- [Exercise aim]: Gather from the listing below each line that includes the word "yang", and copy it.

◇ ◇ ◇ ◇ ◇

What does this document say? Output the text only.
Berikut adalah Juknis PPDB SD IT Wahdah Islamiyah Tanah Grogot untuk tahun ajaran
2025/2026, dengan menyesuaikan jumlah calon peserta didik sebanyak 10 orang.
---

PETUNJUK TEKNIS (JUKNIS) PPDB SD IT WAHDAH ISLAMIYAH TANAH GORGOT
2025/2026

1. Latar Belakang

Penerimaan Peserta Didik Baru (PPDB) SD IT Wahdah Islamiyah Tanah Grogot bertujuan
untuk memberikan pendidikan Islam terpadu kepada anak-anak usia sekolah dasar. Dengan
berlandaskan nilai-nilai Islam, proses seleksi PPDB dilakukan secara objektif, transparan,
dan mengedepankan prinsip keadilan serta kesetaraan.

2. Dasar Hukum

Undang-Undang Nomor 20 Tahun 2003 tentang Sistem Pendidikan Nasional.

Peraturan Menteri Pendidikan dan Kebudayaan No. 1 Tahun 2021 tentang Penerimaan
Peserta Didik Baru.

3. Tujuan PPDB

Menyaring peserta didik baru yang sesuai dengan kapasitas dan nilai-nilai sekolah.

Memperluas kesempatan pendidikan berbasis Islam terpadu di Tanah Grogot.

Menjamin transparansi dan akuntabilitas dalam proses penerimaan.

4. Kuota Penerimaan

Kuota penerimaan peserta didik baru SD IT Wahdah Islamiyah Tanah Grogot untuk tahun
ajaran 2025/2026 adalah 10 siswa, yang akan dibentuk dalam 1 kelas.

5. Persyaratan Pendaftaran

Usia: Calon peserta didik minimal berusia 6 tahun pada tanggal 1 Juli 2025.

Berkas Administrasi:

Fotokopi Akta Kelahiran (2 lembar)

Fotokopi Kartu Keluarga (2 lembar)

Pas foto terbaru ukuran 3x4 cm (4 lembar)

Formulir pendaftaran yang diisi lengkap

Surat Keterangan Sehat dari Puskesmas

◇ ◇ ◇ ◇ ◇

- [The reply]:
Menyaring peserta didik baru yang sesuai dengan kapasitas dan nilai-nilai sekolah.
ajaran 2025/2026 adalah 10 siswa, yang akan dibentuk dalam 1 kelas.
Formulir pendaftaran yang diisi lengkap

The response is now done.